What you are asked to do. Exactly repeat the material, dropping only the pictures.

Records.
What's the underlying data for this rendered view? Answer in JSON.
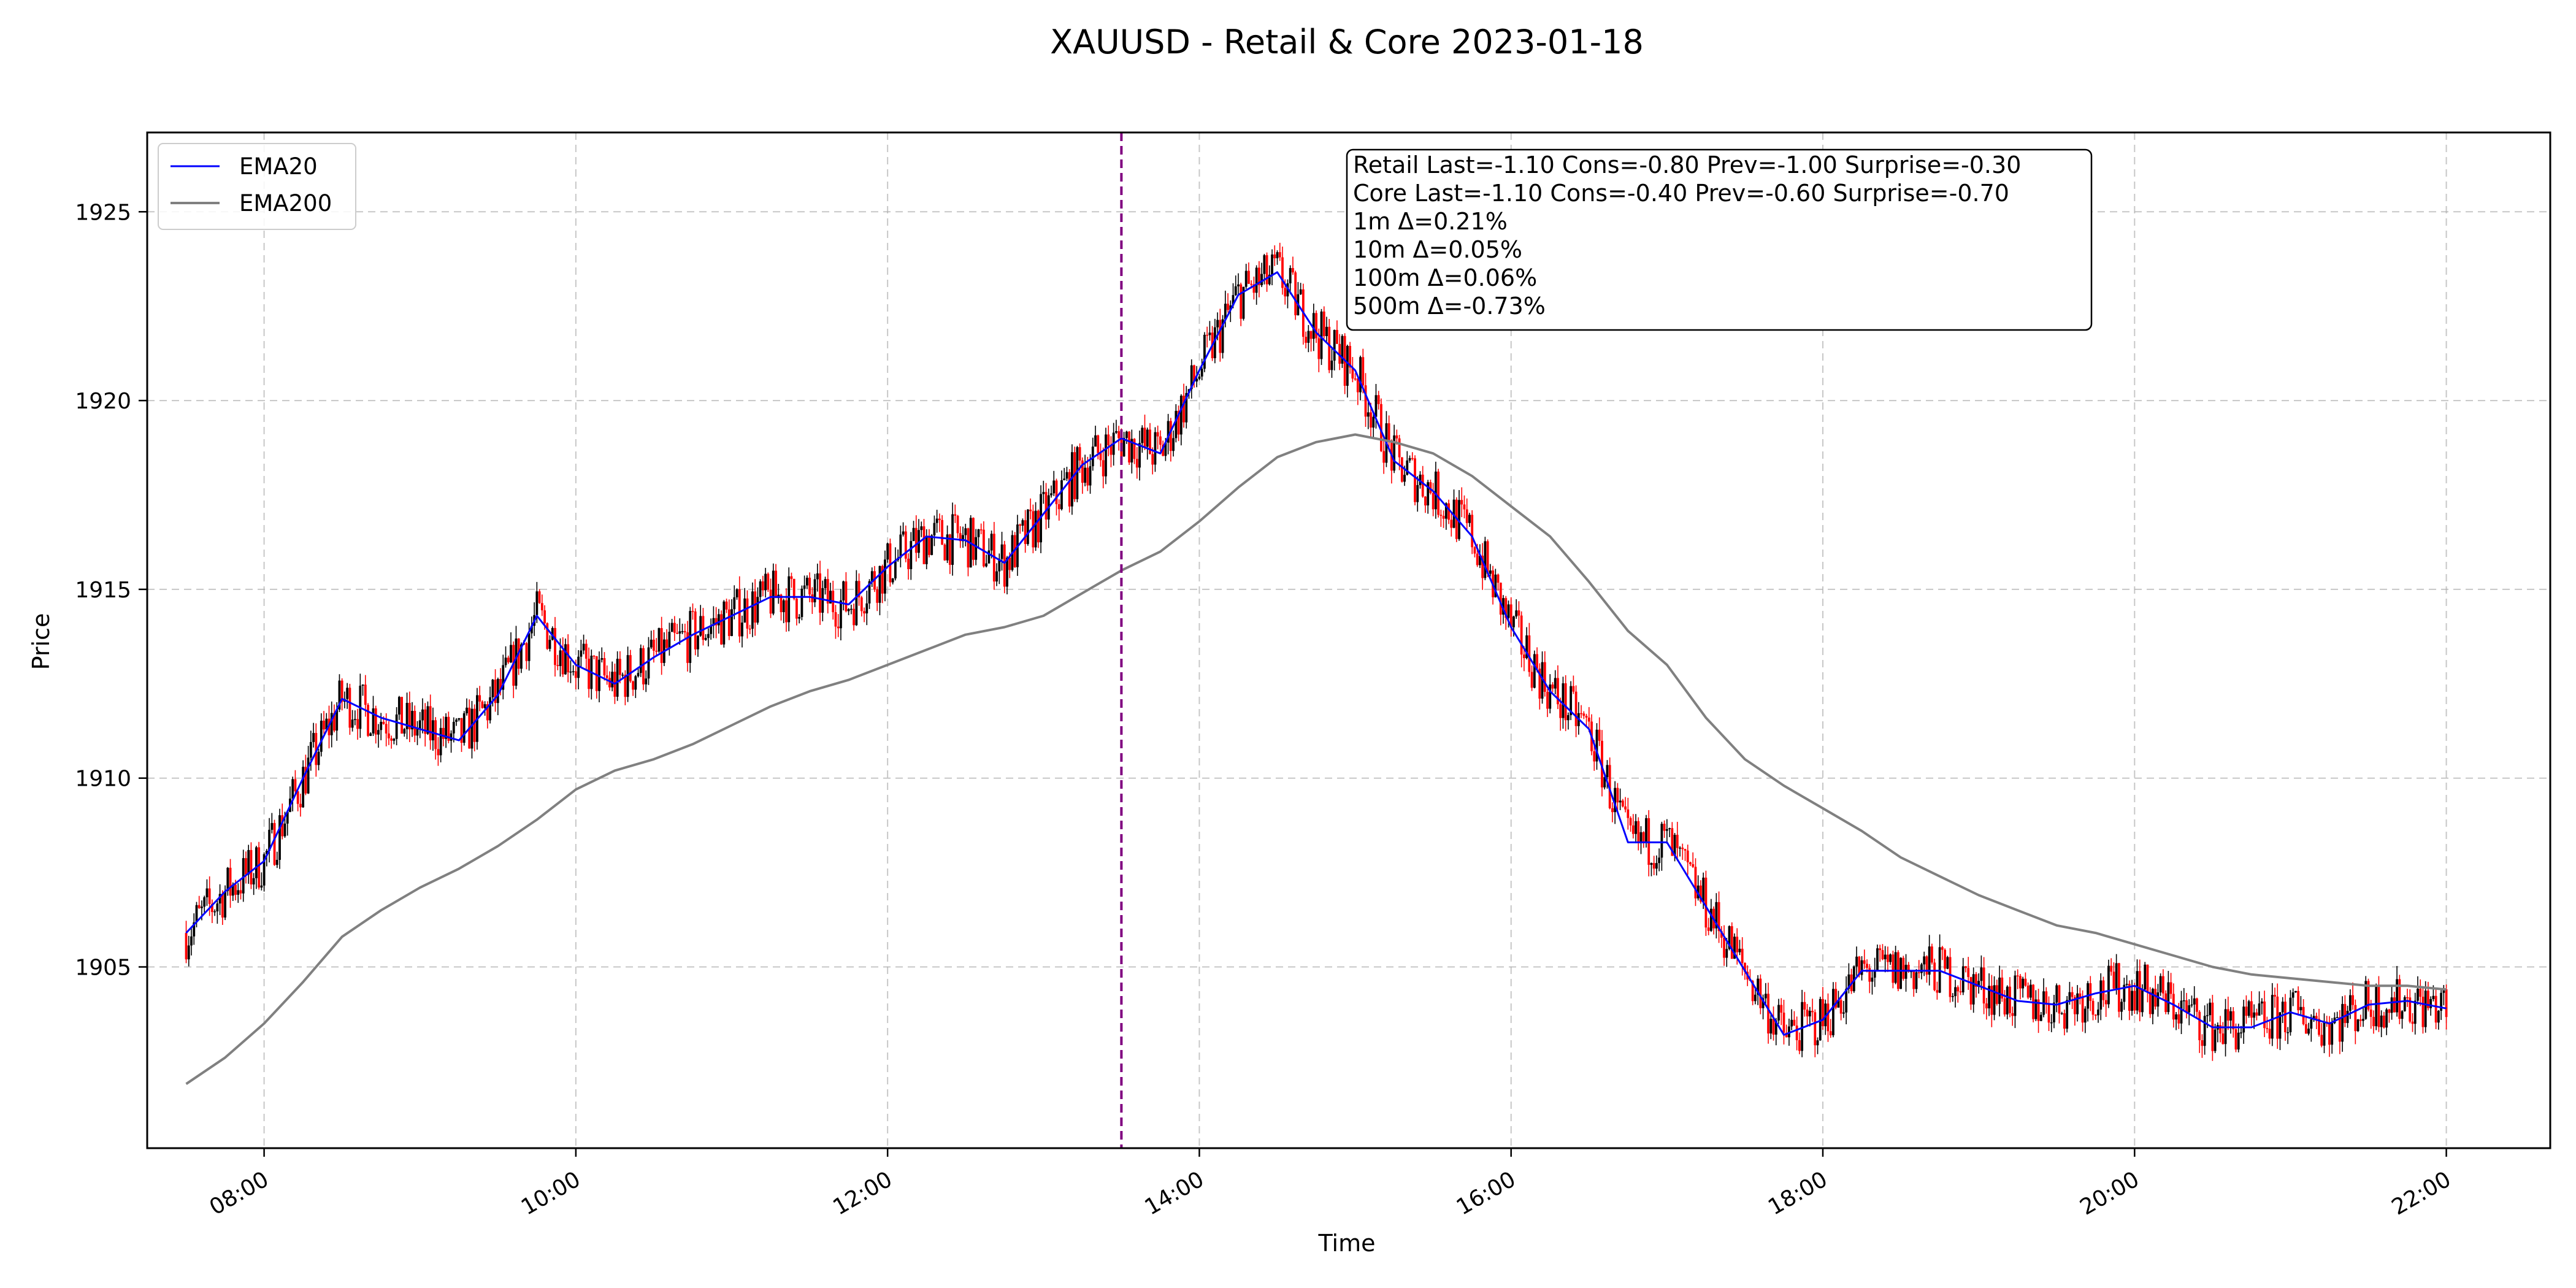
{
  "chart_data": {
    "type": "line",
    "title": "XAUUSD - Retail & Core 2023-01-18",
    "xlabel": "Time",
    "ylabel": "Price",
    "x_ticks": [
      "08:00",
      "10:00",
      "12:00",
      "14:00",
      "16:00",
      "18:00",
      "20:00",
      "22:00"
    ],
    "y_ticks": [
      1905,
      1910,
      1915,
      1920,
      1925
    ],
    "xlim": [
      "07:15",
      "22:40"
    ],
    "ylim": [
      1900.2,
      1927.1
    ],
    "grid": true,
    "legend_position": "top-left",
    "event_time": "13:30",
    "colors": {
      "ema20": "#0000ff",
      "ema200": "#808080",
      "event_line": "#800080",
      "candle_up": "#000000",
      "candle_down": "#ff0000"
    },
    "series": [
      {
        "name": "EMA20",
        "x": [
          "07:30",
          "07:45",
          "08:00",
          "08:15",
          "08:30",
          "08:45",
          "09:00",
          "09:15",
          "09:30",
          "09:45",
          "10:00",
          "10:15",
          "10:30",
          "10:45",
          "11:00",
          "11:15",
          "11:30",
          "11:45",
          "12:00",
          "12:15",
          "12:30",
          "12:45",
          "13:00",
          "13:15",
          "13:30",
          "13:45",
          "14:00",
          "14:15",
          "14:30",
          "14:45",
          "15:00",
          "15:15",
          "15:30",
          "15:45",
          "16:00",
          "16:15",
          "16:30",
          "16:45",
          "17:00",
          "17:15",
          "17:30",
          "17:45",
          "18:00",
          "18:15",
          "18:30",
          "18:45",
          "19:00",
          "19:15",
          "19:30",
          "19:45",
          "20:00",
          "20:15",
          "20:30",
          "20:45",
          "21:00",
          "21:15",
          "21:30",
          "21:45",
          "22:00"
        ],
        "values": [
          1905.9,
          1907.0,
          1907.8,
          1910.0,
          1912.1,
          1911.6,
          1911.3,
          1911.0,
          1912.2,
          1914.3,
          1913.0,
          1912.5,
          1913.2,
          1913.8,
          1914.3,
          1914.8,
          1914.8,
          1914.6,
          1915.6,
          1916.4,
          1916.3,
          1915.7,
          1917.0,
          1918.3,
          1919.0,
          1918.6,
          1920.8,
          1922.8,
          1923.4,
          1921.8,
          1920.8,
          1918.4,
          1917.6,
          1916.4,
          1914.0,
          1912.3,
          1911.3,
          1908.3,
          1908.3,
          1906.6,
          1904.9,
          1903.2,
          1903.6,
          1904.9,
          1904.9,
          1904.9,
          1904.5,
          1904.1,
          1904.0,
          1904.3,
          1904.5,
          1904.0,
          1903.4,
          1903.4,
          1903.8,
          1903.5,
          1904.0,
          1904.1,
          1903.9
        ]
      },
      {
        "name": "EMA200",
        "x": [
          "07:30",
          "07:45",
          "08:00",
          "08:15",
          "08:30",
          "08:45",
          "09:00",
          "09:15",
          "09:30",
          "09:45",
          "10:00",
          "10:15",
          "10:30",
          "10:45",
          "11:00",
          "11:15",
          "11:30",
          "11:45",
          "12:00",
          "12:15",
          "12:30",
          "12:45",
          "13:00",
          "13:15",
          "13:30",
          "13:45",
          "14:00",
          "14:15",
          "14:30",
          "14:45",
          "15:00",
          "15:15",
          "15:30",
          "15:45",
          "16:00",
          "16:15",
          "16:30",
          "16:45",
          "17:00",
          "17:15",
          "17:30",
          "17:45",
          "18:00",
          "18:15",
          "18:30",
          "18:45",
          "19:00",
          "19:15",
          "19:30",
          "19:45",
          "20:00",
          "20:15",
          "20:30",
          "20:45",
          "21:00",
          "21:15",
          "21:30",
          "21:45",
          "22:00"
        ],
        "values": [
          1901.9,
          1902.6,
          1903.5,
          1904.6,
          1905.8,
          1906.5,
          1907.1,
          1907.6,
          1908.2,
          1908.9,
          1909.7,
          1910.2,
          1910.5,
          1910.9,
          1911.4,
          1911.9,
          1912.3,
          1912.6,
          1913.0,
          1913.4,
          1913.8,
          1914.0,
          1914.3,
          1914.9,
          1915.5,
          1916.0,
          1916.8,
          1917.7,
          1918.5,
          1918.9,
          1919.1,
          1918.9,
          1918.6,
          1918.0,
          1917.2,
          1916.4,
          1915.2,
          1913.9,
          1913.0,
          1911.6,
          1910.5,
          1909.8,
          1909.2,
          1908.6,
          1907.9,
          1907.4,
          1906.9,
          1906.5,
          1906.1,
          1905.9,
          1905.6,
          1905.3,
          1905.0,
          1904.8,
          1904.7,
          1904.6,
          1904.5,
          1904.5,
          1904.4
        ]
      }
    ],
    "annotation_lines": [
      "Retail Last=-1.10 Cons=-0.80 Prev=-1.00 Surprise=-0.30",
      "Core Last=-1.10 Cons=-0.40 Prev=-0.60 Surprise=-0.70",
      "1m Δ=0.21%",
      "10m Δ=0.05%",
      "100m Δ=0.06%",
      "500m Δ=-0.73%"
    ]
  }
}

Answer below.
What's the underlying data for this rendered view? Answer in JSON.
{
  "chart_data": {
    "type": "line",
    "title": "XAUUSD - Retail & Core 2023-01-18",
    "xlabel": "Time",
    "ylabel": "Price",
    "x_ticks": [
      "08:00",
      "10:00",
      "12:00",
      "14:00",
      "16:00",
      "18:00",
      "20:00",
      "22:00"
    ],
    "y_ticks": [
      1905,
      1910,
      1915,
      1920,
      1925
    ],
    "xlim": [
      "07:15",
      "22:40"
    ],
    "ylim": [
      1900.2,
      1927.1
    ],
    "grid": true,
    "legend_position": "top-left",
    "event_time": "13:30",
    "colors": {
      "ema20": "#0000ff",
      "ema200": "#808080",
      "event_line": "#800080",
      "candle_up": "#000000",
      "candle_down": "#ff0000"
    },
    "series": [
      {
        "name": "EMA20",
        "x": [
          "07:30",
          "07:45",
          "08:00",
          "08:15",
          "08:30",
          "08:45",
          "09:00",
          "09:15",
          "09:30",
          "09:45",
          "10:00",
          "10:15",
          "10:30",
          "10:45",
          "11:00",
          "11:15",
          "11:30",
          "11:45",
          "12:00",
          "12:15",
          "12:30",
          "12:45",
          "13:00",
          "13:15",
          "13:30",
          "13:45",
          "14:00",
          "14:15",
          "14:30",
          "14:45",
          "15:00",
          "15:15",
          "15:30",
          "15:45",
          "16:00",
          "16:15",
          "16:30",
          "16:45",
          "17:00",
          "17:15",
          "17:30",
          "17:45",
          "18:00",
          "18:15",
          "18:30",
          "18:45",
          "19:00",
          "19:15",
          "19:30",
          "19:45",
          "20:00",
          "20:15",
          "20:30",
          "20:45",
          "21:00",
          "21:15",
          "21:30",
          "21:45",
          "22:00"
        ],
        "values": [
          1905.9,
          1907.0,
          1907.8,
          1910.0,
          1912.1,
          1911.6,
          1911.3,
          1911.0,
          1912.2,
          1914.3,
          1913.0,
          1912.5,
          1913.2,
          1913.8,
          1914.3,
          1914.8,
          1914.8,
          1914.6,
          1915.6,
          1916.4,
          1916.3,
          1915.7,
          1917.0,
          1918.3,
          1919.0,
          1918.6,
          1920.8,
          1922.8,
          1923.4,
          1921.8,
          1920.8,
          1918.4,
          1917.6,
          1916.4,
          1914.0,
          1912.3,
          1911.3,
          1908.3,
          1908.3,
          1906.6,
          1904.9,
          1903.2,
          1903.6,
          1904.9,
          1904.9,
          1904.9,
          1904.5,
          1904.1,
          1904.0,
          1904.3,
          1904.5,
          1904.0,
          1903.4,
          1903.4,
          1903.8,
          1903.5,
          1904.0,
          1904.1,
          1903.9
        ]
      },
      {
        "name": "EMA200",
        "x": [
          "07:30",
          "07:45",
          "08:00",
          "08:15",
          "08:30",
          "08:45",
          "09:00",
          "09:15",
          "09:30",
          "09:45",
          "10:00",
          "10:15",
          "10:30",
          "10:45",
          "11:00",
          "11:15",
          "11:30",
          "11:45",
          "12:00",
          "12:15",
          "12:30",
          "12:45",
          "13:00",
          "13:15",
          "13:30",
          "13:45",
          "14:00",
          "14:15",
          "14:30",
          "14:45",
          "15:00",
          "15:15",
          "15:30",
          "15:45",
          "16:00",
          "16:15",
          "16:30",
          "16:45",
          "17:00",
          "17:15",
          "17:30",
          "17:45",
          "18:00",
          "18:15",
          "18:30",
          "18:45",
          "19:00",
          "19:15",
          "19:30",
          "19:45",
          "20:00",
          "20:15",
          "20:30",
          "20:45",
          "21:00",
          "21:15",
          "21:30",
          "21:45",
          "22:00"
        ],
        "values": [
          1901.9,
          1902.6,
          1903.5,
          1904.6,
          1905.8,
          1906.5,
          1907.1,
          1907.6,
          1908.2,
          1908.9,
          1909.7,
          1910.2,
          1910.5,
          1910.9,
          1911.4,
          1911.9,
          1912.3,
          1912.6,
          1913.0,
          1913.4,
          1913.8,
          1914.0,
          1914.3,
          1914.9,
          1915.5,
          1916.0,
          1916.8,
          1917.7,
          1918.5,
          1918.9,
          1919.1,
          1918.9,
          1918.6,
          1918.0,
          1917.2,
          1916.4,
          1915.2,
          1913.9,
          1913.0,
          1911.6,
          1910.5,
          1909.8,
          1909.2,
          1908.6,
          1907.9,
          1907.4,
          1906.9,
          1906.5,
          1906.1,
          1905.9,
          1905.6,
          1905.3,
          1905.0,
          1904.8,
          1904.7,
          1904.6,
          1904.5,
          1904.5,
          1904.4
        ]
      }
    ],
    "annotation_lines": [
      "Retail Last=-1.10 Cons=-0.80 Prev=-1.00 Surprise=-0.30",
      "Core Last=-1.10 Cons=-0.40 Prev=-0.60 Surprise=-0.70",
      "1m Δ=0.21%",
      "10m Δ=0.05%",
      "100m Δ=0.06%",
      "500m Δ=-0.73%"
    ]
  }
}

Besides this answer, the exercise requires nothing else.